**Direction:** Pull out every line containing the string "Goal".

**Data in this exercise:**
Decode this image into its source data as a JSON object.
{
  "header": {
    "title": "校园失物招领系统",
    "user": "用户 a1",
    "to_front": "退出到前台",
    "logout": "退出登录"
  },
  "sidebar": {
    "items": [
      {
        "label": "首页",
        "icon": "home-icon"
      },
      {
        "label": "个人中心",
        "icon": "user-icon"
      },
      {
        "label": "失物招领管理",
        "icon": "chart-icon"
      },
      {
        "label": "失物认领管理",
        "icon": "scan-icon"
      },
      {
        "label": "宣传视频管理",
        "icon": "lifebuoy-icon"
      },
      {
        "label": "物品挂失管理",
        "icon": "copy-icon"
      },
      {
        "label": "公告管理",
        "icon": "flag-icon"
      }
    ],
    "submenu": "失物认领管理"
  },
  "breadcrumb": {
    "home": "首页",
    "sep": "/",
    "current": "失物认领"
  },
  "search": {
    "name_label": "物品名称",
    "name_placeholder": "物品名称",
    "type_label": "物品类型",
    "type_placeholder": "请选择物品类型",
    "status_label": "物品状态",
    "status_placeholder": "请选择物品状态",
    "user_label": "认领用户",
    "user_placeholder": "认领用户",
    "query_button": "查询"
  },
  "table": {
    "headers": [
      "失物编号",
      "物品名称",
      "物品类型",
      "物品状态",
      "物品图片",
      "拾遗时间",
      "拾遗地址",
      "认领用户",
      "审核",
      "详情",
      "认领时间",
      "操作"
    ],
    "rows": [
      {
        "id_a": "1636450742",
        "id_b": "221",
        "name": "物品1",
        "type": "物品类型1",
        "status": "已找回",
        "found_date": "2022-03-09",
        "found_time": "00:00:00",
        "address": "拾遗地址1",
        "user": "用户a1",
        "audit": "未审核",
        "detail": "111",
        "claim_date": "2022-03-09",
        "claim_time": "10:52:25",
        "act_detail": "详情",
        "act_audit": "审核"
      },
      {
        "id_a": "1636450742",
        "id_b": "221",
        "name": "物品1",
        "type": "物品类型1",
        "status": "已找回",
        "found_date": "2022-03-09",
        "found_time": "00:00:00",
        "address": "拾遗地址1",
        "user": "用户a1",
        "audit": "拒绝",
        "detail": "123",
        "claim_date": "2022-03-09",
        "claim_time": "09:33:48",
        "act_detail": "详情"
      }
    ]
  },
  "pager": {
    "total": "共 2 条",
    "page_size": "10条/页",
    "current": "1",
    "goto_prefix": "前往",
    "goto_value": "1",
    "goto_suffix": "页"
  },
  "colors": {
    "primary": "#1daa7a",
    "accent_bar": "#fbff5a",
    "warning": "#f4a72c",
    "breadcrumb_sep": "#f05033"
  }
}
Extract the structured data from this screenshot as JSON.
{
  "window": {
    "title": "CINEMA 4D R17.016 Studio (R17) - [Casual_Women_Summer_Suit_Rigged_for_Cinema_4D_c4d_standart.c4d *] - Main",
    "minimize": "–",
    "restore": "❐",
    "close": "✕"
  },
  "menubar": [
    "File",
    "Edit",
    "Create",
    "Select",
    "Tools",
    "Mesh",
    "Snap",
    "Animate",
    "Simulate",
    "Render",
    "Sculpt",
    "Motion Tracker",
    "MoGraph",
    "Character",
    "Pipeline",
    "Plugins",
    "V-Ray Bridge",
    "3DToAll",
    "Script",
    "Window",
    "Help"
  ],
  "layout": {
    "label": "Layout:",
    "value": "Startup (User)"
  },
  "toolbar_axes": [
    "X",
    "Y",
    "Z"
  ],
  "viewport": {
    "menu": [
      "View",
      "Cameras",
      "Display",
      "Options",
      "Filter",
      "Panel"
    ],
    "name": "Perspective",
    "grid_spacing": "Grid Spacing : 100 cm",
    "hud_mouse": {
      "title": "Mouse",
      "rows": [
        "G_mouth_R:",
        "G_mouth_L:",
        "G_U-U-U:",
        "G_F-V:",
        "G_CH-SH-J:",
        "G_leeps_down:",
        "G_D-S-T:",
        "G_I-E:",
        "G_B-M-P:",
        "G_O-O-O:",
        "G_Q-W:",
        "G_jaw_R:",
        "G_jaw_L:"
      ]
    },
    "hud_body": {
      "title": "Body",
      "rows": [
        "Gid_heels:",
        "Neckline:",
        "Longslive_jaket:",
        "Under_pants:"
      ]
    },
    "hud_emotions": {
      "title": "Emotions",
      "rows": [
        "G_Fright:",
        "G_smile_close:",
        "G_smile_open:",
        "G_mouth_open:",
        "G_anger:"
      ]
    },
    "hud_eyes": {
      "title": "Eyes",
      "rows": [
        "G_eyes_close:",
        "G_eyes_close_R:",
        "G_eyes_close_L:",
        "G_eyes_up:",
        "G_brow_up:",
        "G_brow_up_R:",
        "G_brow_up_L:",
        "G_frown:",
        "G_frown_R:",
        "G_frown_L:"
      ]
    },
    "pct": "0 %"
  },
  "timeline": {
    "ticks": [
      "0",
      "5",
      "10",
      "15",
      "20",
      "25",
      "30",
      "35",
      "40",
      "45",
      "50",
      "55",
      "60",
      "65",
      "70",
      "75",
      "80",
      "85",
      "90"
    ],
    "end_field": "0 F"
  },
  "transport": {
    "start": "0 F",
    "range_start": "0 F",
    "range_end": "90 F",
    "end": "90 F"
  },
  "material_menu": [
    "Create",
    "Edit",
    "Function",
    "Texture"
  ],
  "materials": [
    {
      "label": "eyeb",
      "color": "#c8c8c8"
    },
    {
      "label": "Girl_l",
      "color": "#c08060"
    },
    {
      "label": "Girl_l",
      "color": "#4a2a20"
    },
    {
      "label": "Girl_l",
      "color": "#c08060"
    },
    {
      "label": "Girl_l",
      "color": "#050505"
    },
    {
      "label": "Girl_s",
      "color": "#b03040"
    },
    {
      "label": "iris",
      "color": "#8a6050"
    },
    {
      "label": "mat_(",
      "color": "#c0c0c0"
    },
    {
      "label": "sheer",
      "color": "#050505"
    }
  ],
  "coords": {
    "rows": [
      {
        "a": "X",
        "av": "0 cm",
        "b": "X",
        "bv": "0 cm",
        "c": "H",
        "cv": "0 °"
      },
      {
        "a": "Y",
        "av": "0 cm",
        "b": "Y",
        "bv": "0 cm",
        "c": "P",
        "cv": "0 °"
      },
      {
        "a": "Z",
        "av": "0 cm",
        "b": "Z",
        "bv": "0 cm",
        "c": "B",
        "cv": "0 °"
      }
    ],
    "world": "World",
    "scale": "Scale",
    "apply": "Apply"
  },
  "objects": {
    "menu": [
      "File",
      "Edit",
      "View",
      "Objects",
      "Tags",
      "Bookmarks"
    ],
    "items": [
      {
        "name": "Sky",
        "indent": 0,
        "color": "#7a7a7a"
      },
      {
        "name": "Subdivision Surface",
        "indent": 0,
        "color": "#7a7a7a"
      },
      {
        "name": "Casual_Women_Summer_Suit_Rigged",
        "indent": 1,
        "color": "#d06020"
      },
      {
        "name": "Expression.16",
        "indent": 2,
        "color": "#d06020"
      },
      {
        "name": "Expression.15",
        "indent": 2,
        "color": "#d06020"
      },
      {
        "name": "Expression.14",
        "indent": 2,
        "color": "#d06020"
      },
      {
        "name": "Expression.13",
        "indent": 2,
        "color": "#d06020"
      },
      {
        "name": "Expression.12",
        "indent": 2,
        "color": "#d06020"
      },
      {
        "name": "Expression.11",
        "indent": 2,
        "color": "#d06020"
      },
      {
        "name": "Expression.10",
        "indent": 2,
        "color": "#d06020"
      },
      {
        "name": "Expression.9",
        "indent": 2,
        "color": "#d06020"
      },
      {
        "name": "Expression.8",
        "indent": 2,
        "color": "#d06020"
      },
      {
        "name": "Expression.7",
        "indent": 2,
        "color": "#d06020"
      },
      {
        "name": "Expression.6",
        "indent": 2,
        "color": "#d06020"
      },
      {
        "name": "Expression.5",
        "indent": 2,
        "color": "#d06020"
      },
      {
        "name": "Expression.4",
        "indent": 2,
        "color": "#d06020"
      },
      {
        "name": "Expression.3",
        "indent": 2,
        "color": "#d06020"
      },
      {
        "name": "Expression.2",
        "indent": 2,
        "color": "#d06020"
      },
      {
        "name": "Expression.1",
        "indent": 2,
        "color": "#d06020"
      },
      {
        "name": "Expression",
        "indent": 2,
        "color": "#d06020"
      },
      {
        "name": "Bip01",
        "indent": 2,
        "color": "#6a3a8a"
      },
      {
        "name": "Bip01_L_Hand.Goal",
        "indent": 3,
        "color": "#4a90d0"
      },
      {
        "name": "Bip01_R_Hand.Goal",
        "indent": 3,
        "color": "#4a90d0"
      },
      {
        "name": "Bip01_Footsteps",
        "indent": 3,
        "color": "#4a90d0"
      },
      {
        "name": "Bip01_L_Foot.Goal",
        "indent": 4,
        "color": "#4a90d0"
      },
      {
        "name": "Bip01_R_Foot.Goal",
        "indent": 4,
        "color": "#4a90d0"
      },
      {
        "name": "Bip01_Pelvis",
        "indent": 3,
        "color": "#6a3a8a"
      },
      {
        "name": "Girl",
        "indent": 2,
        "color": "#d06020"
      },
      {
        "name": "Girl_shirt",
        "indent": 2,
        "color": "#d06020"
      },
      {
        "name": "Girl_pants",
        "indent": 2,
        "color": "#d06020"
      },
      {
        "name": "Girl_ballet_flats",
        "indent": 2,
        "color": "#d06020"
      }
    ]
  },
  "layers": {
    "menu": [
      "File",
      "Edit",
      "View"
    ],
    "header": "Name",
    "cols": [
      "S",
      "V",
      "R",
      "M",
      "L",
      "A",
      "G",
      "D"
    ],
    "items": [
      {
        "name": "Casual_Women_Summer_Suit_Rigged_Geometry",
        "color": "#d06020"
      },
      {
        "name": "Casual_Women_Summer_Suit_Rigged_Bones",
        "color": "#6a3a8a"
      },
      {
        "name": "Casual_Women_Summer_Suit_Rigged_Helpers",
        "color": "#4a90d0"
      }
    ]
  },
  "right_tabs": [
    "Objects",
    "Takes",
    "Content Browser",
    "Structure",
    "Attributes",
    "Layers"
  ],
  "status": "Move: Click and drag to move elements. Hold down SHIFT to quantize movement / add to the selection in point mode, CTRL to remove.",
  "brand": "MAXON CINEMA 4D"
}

**Response:**
        "name": "Bip01_L_Hand.Goal",
        "name": "Bip01_R_Hand.Goal",
        "name": "Bip01_L_Foot.Goal",
        "name": "Bip01_R_Foot.Goal",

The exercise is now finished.